* Exercise brief
Copy every entry exactly.

* Material provided
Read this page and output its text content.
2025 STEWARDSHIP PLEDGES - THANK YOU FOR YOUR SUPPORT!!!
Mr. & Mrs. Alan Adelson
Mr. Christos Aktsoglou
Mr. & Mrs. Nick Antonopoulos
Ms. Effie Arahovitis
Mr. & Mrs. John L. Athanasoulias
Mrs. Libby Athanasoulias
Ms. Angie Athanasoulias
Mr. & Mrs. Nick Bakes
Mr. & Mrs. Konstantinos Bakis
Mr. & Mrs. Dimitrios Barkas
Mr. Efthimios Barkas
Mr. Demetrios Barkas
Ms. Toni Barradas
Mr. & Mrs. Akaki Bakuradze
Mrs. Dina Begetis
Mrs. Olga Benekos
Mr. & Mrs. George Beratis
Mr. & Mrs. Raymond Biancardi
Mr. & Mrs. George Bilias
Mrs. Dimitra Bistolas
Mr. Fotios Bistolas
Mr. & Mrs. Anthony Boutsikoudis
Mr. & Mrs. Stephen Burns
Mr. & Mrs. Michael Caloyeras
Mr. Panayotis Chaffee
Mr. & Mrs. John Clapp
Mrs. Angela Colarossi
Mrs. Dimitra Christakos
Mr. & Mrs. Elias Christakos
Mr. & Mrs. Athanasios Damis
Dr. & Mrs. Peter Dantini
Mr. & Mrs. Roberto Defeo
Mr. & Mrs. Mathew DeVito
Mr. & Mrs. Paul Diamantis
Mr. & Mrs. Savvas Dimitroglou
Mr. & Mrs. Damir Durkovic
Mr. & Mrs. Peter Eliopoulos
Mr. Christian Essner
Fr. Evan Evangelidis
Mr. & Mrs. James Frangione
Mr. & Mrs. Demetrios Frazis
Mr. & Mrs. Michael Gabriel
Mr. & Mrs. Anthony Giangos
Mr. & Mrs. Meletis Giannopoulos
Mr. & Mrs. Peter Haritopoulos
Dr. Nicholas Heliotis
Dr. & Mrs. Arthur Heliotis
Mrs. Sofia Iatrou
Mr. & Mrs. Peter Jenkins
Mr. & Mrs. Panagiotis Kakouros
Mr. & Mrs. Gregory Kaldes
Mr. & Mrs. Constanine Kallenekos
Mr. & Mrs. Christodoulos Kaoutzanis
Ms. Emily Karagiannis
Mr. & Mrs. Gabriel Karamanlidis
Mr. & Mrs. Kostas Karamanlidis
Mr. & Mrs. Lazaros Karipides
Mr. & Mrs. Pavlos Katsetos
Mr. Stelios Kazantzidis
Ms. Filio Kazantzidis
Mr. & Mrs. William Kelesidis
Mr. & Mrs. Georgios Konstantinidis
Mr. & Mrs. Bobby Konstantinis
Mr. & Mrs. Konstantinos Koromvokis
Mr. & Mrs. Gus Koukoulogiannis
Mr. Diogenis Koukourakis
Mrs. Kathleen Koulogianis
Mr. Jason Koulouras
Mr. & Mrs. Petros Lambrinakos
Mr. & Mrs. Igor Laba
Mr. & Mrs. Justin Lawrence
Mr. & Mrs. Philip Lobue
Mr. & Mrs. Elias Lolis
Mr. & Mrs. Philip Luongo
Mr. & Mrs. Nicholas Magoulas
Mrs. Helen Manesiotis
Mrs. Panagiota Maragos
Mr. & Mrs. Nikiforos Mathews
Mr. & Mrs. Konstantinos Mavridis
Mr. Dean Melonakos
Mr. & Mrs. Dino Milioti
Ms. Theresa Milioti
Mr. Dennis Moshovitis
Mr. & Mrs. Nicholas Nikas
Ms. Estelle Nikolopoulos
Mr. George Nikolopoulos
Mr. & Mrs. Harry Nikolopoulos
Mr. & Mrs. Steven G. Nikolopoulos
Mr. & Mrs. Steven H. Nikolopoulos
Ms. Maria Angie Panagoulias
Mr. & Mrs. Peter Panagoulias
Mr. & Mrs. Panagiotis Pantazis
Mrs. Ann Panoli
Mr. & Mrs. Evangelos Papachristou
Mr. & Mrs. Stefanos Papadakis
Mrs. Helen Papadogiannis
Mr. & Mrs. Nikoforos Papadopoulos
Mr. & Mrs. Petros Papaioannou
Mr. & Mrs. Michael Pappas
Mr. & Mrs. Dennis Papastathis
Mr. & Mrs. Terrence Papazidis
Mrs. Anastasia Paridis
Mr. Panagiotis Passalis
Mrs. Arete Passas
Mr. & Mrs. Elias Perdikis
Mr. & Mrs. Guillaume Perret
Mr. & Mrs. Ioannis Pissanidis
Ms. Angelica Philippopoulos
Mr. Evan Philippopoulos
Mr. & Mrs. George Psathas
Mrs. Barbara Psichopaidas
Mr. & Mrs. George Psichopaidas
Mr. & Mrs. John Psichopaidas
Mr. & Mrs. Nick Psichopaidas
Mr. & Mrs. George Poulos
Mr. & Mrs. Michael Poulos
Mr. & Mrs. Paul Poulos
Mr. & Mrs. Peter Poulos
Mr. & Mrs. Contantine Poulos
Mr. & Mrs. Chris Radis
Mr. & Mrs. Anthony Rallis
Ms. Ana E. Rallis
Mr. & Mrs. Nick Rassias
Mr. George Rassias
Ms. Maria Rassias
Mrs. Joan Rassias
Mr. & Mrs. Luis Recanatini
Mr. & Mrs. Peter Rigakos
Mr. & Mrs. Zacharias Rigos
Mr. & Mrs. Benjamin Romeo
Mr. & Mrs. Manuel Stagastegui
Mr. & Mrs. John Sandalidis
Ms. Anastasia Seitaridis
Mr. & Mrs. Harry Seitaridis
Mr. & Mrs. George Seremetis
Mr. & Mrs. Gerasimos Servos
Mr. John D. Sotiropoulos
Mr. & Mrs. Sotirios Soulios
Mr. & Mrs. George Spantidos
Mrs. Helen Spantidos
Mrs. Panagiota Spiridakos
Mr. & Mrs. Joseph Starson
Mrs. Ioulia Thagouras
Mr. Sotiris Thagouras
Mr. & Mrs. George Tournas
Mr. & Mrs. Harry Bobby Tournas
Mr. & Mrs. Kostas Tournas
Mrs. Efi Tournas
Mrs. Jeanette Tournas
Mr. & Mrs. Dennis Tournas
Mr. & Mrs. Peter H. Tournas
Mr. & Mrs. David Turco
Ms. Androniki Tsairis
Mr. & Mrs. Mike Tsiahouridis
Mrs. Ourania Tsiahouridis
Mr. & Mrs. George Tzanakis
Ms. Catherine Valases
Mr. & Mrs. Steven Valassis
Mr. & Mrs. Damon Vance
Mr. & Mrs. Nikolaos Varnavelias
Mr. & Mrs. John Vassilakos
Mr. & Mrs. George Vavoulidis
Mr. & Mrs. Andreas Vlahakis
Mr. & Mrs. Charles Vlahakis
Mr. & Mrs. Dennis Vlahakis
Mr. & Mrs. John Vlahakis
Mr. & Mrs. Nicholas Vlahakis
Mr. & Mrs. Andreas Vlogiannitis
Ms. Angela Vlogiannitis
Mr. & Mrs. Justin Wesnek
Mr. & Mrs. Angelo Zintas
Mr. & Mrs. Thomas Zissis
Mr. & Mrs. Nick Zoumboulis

* Response
Read this page and output its text content.
2025 STEWARDSHIP PLEDGES - THANK YOU FOR YOUR SUPPORT!!!
Mr. & Mrs. Alan Adelson
Mr. Christos Aktsoglou
Mr. & Mrs. Nick Antonopoulos
Ms. Effie Arahovitis
Mr. & Mrs. John L. Athanasoulias
Mrs. Libby Athanasoulias
Ms. Angie Athanasoulias
Mr. & Mrs. Nick Bakes
Mr. & Mrs. Konstantinos Bakis
Mr. & Mrs. Dimitrios Barkas
Mr. Efthimios Barkas
Mr. Demetrios Barkas
Ms. Toni Barradas
Mr. & Mrs. Akaki Bakuradze
Mrs. Dina Begetis
Mrs. Olga Benekos
Mr. & Mrs. George Beratis
Mr. & Mrs. Raymond Biancardi
Mr. & Mrs. George Bilias
Mrs. Dimitra Bistolas
Mr. Fotios Bistolas
Mr. & Mrs. Anthony Boutsikoudis
Mr. & Mrs. Stephen Burns
Mr. & Mrs. Michael Caloyeras
Mr. Panayotis Chaffee
Mr. & Mrs. John Clapp
Mrs. Angela Colarossi
Mrs. Dimitra Christakos
Mr. & Mrs. Elias Christakos
Mr. & Mrs. Athanasios Damis
Dr. & Mrs. Peter Dantini
Mr. & Mrs. Roberto Defeo
Mr. & Mrs. Mathew DeVito
Mr. & Mrs. Paul Diamantis
Mr. & Mrs. Savvas Dimitroglou
Mr. & Mrs. Damir Durkovic
Mr. & Mrs. Peter Eliopoulos
Mr. Christian Essner
Fr. Evan Evangelidis
Mr. & Mrs. James Frangione
Mr. & Mrs. Demetrios Frazis
Mr. & Mrs. Michael Gabriel
Mr. & Mrs. Anthony Giangos
Mr. & Mrs. Meletis Giannopoulos
Mr. & Mrs. Peter Haritopoulos
Dr. Nicholas Heliotis
Dr. & Mrs. Arthur Heliotis
Mrs. Sofia Iatrou
Mr. & Mrs. Peter Jenkins
Mr. & Mrs. Panagiotis Kakouros
Mr. & Mrs. Gregory Kaldes
Mr. & Mrs. Constanine Kallenekos
Mr. & Mrs. Christodoulos Kaoutzanis
Ms. Emily Karagiannis
Mr. & Mrs. Gabriel Karamanlidis
Mr. & Mrs. Kostas Karamanlidis
Mr. & Mrs. Lazaros Karipides
Mr. & Mrs. Pavlos Katsetos
Mr. Stelios Kazantzidis
Ms. Filio Kazantzidis
Mr. & Mrs. William Kelesidis
Mr. & Mrs. Georgios Konstantinidis
Mr. & Mrs. Bobby Konstantinis
Mr. & Mrs. Konstantinos Koromvokis
Mr. & Mrs. Gus Koukoulogiannis
Mr. Diogenis Koukourakis
Mrs. Kathleen Koulogianis
Mr. Jason Koulouras
Mr. & Mrs. Petros Lambrinakos
Mr. & Mrs. Igor Laba
Mr. & Mrs. Justin Lawrence
Mr. & Mrs. Philip Lobue
Mr. & Mrs. Elias Lolis
Mr. & Mrs. Philip Luongo
Mr. & Mrs. Nicholas Magoulas
Mrs. Helen Manesiotis
Mrs. Panagiota Maragos
Mr. & Mrs. Nikiforos Mathews
Mr. & Mrs. Konstantinos Mavridis
Mr. Dean Melonakos
Mr. & Mrs. Dino Milioti
Ms. Theresa Milioti
Mr. Dennis Moshovitis
Mr. & Mrs. Nicholas Nikas
Ms. Estelle Nikolopoulos
Mr. George Nikolopoulos
Mr. & Mrs. Harry Nikolopoulos
Mr. & Mrs. Steven G. Nikolopoulos
Mr. & Mrs. Steven H. Nikolopoulos
Ms. Maria Angie Panagoulias
Mr. & Mrs. Peter Panagoulias
Mr. & Mrs. Panagiotis Pantazis
Mrs. Ann Panoli
Mr. & Mrs. Evangelos Papachristou
Mr. & Mrs. Stefanos Papadakis
Mrs. Helen Papadogiannis
Mr. & Mrs. Nikoforos Papadopoulos
Mr. & Mrs. Petros Papaioannou
Mr. & Mrs. Michael Pappas
Mr. & Mrs. Dennis Papastathis
Mr. & Mrs. Terrence Papazidis
Mrs. Anastasia Paridis
Mr. Panagiotis Passalis
Mrs. Arete Passas
Mr. & Mrs. Elias Perdikis
Mr. & Mrs. Guillaume Perret
Mr. & Mrs. Ioannis Pissanidis
Ms. Angelica Philippopoulos
Mr. Evan Philippopoulos
Mr. & Mrs. George Psathas
Mrs. Barbara Psichopaidas
Mr. & Mrs. George Psichopaidas
Mr. & Mrs. John Psichopaidas
Mr. & Mrs. Nick Psichopaidas
Mr. & Mrs. George Poulos
Mr. & Mrs. Michael Poulos
Mr. & Mrs. Paul Poulos
Mr. & Mrs. Peter Poulos
Mr. & Mrs. Contantine Poulos
Mr. & Mrs. Chris Radis
Mr. & Mrs. Anthony Rallis
Ms. Ana E. Rallis
Mr. & Mrs. Nick Rassias
Mr. George Rassias
Ms. Maria Rassias
Mrs. Joan Rassias
Mr. & Mrs. Luis Recanatini
Mr. & Mrs. Peter Rigakos
Mr. & Mrs. Zacharias Rigos
Mr. & Mrs. Benjamin Romeo
Mr. & Mrs. Manuel Stagastegui
Mr. & Mrs. John Sandalidis
Ms. Anastasia Seitaridis
Mr. & Mrs. Harry Seitaridis
Mr. & Mrs. George Seremetis
Mr. & Mrs. Gerasimos Servos
Mr. John D. Sotiropoulos
Mr. & Mrs. Sotirios Soulios
Mr. & Mrs. George Spantidos
Mrs. Helen Spantidos
Mrs. Panagiota Spiridakos
Mr. & Mrs. Joseph Starson
Mrs. Ioulia Thagouras
Mr. Sotiris Thagouras
Mr. & Mrs. George Tournas
Mr. & Mrs. Harry Bobby Tournas
Mr. & Mrs. Kostas Tournas
Mrs. Efi Tournas
Mrs. Jeanette Tournas
Mr. & Mrs. Dennis Tournas
Mr. & Mrs. Peter H. Tournas
Mr. & Mrs. David Turco
Ms. Androniki Tsairis
Mr. & Mrs. Mike Tsiahouridis
Mrs. Ourania Tsiahouridis
Mr. & Mrs. George Tzanakis
Ms. Catherine Valases
Mr. & Mrs. Steven Valassis
Mr. & Mrs. Damon Vance
Mr. & Mrs. Nikolaos Varnavelias
Mr. & Mrs. John Vassilakos
Mr. & Mrs. George Vavoulidis
Mr. & Mrs. Andreas Vlahakis
Mr. & Mrs. Charles Vlahakis
Mr. & Mrs. Dennis Vlahakis
Mr. & Mrs. John Vlahakis
Mr. & Mrs. Nicholas Vlahakis
Mr. & Mrs. Andreas Vlogiannitis
Ms. Angela Vlogiannitis
Mr. & Mrs. Justin Wesnek
Mr. & Mrs. Angelo Zintas
Mr. & Mrs. Thomas Zissis
Mr. & Mrs. Nick Zoumboulis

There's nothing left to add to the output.